- _Written request_
Go through the material and pull out every line with the string "곳이어야" in it.

═════ Provided material

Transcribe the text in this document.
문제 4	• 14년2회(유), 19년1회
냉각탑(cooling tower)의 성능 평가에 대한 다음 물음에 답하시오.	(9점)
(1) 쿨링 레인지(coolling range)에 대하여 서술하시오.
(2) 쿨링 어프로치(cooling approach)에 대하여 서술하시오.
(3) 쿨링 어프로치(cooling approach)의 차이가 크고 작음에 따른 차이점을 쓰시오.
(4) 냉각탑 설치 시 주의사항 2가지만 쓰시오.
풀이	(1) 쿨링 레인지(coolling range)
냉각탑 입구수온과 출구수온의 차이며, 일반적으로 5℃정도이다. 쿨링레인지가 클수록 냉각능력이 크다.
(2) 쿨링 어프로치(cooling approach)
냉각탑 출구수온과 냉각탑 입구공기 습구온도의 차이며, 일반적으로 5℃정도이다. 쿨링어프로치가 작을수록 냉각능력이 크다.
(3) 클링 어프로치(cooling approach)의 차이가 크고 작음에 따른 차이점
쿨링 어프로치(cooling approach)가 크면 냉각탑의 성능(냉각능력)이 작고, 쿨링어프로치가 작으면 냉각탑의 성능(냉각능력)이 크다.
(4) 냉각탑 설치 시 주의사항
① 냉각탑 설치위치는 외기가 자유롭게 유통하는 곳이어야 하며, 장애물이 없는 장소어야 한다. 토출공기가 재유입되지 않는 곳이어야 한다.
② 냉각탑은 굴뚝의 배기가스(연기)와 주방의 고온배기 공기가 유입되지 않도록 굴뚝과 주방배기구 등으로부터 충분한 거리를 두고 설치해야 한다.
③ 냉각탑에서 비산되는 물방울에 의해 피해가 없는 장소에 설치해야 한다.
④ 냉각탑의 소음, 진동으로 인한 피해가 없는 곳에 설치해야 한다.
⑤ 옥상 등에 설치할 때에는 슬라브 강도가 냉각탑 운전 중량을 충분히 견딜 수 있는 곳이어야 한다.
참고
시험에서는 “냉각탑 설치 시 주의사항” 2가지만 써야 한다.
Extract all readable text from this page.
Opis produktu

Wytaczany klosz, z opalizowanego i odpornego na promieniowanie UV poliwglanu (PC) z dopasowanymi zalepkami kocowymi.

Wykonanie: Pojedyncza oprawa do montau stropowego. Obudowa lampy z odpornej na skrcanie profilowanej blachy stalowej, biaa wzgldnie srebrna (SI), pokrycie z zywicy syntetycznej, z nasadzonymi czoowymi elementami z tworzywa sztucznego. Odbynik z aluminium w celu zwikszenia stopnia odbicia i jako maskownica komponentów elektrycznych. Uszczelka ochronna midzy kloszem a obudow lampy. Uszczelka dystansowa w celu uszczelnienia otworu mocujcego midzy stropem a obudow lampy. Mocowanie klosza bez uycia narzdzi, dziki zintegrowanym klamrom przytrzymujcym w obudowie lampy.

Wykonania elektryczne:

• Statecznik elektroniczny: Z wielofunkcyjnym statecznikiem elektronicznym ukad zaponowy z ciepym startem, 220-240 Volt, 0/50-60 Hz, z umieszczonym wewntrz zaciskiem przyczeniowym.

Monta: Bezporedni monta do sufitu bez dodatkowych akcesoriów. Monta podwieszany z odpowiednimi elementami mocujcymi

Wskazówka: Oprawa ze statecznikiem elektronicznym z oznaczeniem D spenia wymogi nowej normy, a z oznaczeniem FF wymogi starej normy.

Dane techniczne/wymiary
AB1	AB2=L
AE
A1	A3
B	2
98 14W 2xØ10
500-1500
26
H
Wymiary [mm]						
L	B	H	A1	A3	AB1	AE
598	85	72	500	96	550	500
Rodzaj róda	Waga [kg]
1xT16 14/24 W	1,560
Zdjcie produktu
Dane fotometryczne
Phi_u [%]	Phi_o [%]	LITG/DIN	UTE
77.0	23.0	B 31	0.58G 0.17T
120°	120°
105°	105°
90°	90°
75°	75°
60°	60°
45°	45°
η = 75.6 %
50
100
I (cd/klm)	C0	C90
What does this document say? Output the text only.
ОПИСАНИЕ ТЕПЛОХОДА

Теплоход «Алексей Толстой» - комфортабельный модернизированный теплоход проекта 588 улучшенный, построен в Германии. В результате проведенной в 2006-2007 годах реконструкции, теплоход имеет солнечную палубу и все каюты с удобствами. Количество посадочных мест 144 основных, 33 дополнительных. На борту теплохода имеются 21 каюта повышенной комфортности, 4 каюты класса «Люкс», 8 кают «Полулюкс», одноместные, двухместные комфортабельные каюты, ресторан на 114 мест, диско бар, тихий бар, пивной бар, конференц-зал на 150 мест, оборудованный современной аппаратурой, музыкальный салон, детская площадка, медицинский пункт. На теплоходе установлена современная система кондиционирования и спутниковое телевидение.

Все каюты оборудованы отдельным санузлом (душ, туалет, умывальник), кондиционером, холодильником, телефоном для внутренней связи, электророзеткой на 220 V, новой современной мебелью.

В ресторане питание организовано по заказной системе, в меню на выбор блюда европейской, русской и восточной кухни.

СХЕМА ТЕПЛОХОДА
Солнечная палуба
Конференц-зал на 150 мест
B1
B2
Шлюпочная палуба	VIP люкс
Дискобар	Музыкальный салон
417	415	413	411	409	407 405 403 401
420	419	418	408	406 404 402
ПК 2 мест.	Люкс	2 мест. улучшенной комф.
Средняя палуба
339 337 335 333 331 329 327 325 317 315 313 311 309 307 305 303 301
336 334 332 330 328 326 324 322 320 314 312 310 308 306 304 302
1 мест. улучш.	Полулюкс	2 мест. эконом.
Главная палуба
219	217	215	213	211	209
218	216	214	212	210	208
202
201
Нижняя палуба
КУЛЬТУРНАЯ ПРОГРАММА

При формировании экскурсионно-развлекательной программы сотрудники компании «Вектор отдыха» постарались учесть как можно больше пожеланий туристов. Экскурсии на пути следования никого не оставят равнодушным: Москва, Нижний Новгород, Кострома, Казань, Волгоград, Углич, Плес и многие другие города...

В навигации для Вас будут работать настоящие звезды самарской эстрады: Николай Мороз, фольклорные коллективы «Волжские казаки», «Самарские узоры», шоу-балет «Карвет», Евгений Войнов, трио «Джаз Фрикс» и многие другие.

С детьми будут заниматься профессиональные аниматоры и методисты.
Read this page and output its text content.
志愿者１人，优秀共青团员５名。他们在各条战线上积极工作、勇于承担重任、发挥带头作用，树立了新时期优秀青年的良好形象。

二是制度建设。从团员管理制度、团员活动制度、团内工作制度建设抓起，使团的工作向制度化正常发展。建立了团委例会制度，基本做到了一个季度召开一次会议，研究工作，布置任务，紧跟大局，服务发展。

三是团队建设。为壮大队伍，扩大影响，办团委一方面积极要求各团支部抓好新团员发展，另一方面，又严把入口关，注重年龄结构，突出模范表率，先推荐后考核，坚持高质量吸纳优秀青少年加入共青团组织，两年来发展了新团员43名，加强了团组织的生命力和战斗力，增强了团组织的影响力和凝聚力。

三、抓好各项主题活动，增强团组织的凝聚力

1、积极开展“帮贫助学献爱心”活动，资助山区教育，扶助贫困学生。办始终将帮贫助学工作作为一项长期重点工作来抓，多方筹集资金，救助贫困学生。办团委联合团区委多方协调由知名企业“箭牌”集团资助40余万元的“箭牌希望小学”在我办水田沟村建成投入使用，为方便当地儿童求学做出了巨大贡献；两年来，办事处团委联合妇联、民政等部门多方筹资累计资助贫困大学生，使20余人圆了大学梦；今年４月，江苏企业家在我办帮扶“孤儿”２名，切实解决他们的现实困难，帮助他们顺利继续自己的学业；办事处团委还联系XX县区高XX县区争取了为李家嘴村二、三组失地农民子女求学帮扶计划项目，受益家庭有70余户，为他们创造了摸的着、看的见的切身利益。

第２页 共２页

══════════

- _Reply_
① 냉각탑 설치위치는 외기가 자유롭게 유통하는 곳이어야 하며, 장애물이 없는 장소어야 한다. 토출공기가 재유입되지 않는 곳이어야 한다.
⑤ 옥상 등에 설치할 때에는 슬라브 강도가 냉각탑 운전 중량을 충분히 견딜 수 있는 곳이어야 한다.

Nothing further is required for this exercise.